:: Extracted records

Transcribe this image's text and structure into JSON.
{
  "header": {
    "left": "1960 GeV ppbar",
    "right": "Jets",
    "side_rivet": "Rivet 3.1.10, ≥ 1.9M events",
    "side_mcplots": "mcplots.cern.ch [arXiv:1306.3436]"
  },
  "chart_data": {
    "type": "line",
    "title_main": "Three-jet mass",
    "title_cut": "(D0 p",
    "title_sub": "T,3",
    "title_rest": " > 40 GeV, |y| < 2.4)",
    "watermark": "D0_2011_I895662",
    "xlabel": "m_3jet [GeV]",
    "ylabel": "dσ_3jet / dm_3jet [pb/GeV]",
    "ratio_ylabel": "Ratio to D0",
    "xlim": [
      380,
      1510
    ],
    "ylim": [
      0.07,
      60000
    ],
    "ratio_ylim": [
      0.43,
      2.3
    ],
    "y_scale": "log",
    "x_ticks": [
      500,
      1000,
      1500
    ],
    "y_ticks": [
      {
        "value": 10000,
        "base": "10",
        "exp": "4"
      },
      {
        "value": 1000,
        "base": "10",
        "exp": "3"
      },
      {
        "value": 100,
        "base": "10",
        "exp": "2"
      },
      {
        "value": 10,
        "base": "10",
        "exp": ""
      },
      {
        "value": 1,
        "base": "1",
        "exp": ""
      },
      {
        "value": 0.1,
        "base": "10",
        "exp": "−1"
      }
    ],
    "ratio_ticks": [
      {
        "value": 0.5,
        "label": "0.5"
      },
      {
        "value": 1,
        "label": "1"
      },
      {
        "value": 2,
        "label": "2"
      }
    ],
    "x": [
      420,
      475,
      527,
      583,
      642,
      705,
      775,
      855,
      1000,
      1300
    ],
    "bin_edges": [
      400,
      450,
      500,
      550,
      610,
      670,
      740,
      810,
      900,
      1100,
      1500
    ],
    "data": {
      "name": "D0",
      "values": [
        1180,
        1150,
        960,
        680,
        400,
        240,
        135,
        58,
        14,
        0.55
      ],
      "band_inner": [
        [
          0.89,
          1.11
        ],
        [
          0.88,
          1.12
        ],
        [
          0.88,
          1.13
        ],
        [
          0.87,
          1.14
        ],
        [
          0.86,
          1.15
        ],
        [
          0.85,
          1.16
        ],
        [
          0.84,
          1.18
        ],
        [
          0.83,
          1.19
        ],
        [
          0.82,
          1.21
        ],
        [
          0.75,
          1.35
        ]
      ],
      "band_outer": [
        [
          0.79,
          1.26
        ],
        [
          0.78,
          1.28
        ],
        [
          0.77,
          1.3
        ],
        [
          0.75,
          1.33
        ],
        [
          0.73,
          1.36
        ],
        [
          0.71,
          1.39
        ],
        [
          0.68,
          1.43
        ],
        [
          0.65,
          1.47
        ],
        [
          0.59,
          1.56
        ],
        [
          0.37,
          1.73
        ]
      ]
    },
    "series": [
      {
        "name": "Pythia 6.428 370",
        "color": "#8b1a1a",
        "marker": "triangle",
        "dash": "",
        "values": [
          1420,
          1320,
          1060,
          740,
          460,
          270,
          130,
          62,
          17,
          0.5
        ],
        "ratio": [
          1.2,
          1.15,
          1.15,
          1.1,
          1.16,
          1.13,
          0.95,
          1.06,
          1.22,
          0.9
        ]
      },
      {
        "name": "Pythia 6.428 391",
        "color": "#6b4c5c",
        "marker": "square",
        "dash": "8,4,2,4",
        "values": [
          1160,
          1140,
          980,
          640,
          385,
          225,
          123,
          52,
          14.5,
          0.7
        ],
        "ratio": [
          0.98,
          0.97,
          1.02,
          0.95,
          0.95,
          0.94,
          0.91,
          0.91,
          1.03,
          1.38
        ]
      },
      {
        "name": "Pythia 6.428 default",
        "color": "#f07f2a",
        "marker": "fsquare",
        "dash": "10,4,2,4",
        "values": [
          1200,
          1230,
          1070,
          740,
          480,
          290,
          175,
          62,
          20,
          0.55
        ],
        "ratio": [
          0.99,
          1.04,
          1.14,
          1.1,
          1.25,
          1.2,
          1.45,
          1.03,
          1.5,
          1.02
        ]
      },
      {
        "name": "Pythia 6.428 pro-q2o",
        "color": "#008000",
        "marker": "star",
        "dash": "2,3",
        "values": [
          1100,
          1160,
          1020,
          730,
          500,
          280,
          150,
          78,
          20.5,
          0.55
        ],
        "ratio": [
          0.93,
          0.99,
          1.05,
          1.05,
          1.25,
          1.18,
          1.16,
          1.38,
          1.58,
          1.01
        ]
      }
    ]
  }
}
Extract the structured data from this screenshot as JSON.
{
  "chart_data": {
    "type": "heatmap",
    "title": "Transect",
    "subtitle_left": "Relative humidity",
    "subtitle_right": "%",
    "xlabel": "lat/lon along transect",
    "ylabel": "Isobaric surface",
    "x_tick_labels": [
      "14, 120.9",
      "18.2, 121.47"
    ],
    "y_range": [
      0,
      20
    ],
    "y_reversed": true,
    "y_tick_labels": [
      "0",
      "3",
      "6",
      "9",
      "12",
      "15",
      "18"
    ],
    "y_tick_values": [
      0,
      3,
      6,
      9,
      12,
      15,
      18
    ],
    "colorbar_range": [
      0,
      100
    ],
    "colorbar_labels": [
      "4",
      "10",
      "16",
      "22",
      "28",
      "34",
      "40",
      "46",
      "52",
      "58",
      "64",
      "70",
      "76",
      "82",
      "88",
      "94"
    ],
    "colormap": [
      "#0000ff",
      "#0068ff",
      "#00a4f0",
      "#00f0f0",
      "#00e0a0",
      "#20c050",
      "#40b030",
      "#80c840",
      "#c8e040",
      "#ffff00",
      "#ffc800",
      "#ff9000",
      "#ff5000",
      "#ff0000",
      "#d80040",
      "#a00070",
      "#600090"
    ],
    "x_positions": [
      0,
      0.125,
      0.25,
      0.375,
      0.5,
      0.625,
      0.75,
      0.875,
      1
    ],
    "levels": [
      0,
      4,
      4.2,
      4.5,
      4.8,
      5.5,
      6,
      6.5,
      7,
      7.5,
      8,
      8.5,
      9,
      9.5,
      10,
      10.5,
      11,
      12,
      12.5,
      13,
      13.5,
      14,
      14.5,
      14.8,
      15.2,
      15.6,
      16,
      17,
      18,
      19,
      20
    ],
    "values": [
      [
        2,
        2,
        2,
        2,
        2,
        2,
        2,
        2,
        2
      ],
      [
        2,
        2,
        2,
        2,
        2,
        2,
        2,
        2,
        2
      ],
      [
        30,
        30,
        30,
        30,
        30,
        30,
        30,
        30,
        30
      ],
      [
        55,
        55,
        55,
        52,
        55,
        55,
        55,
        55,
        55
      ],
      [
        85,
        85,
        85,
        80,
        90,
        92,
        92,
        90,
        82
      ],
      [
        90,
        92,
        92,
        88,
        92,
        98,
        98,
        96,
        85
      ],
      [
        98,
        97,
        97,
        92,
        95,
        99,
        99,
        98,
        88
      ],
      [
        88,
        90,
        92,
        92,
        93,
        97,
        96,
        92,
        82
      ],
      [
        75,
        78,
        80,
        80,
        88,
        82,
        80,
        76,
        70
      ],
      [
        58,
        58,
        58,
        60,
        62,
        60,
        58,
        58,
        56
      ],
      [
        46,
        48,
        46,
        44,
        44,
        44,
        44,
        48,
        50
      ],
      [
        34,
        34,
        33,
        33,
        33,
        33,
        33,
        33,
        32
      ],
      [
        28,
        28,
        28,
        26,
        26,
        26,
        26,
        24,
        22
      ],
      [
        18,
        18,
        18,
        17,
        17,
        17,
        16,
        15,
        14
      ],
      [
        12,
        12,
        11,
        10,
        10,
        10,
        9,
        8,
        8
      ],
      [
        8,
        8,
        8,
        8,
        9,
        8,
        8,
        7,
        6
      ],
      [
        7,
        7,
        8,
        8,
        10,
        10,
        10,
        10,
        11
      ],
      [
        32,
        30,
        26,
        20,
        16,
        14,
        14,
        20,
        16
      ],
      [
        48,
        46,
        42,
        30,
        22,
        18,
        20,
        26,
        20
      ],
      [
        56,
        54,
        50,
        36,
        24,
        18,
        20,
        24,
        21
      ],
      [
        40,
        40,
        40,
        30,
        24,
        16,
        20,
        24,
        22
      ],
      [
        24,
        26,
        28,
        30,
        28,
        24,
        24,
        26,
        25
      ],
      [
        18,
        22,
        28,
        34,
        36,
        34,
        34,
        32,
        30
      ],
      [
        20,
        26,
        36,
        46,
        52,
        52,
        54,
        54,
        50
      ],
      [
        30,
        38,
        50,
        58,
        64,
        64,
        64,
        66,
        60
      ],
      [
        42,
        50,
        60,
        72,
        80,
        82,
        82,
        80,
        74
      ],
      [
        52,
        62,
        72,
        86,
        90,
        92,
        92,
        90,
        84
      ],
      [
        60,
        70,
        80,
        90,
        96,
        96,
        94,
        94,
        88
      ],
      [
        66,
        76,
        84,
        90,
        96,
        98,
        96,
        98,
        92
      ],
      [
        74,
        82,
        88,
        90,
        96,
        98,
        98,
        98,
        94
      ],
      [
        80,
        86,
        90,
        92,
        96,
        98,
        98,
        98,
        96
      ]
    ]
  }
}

::::

Pull out every line of the records that includes the string "this".

Final result:
Transcribe this image's text and structure into JSON.
Extract the structured data from this screenshot as JSON.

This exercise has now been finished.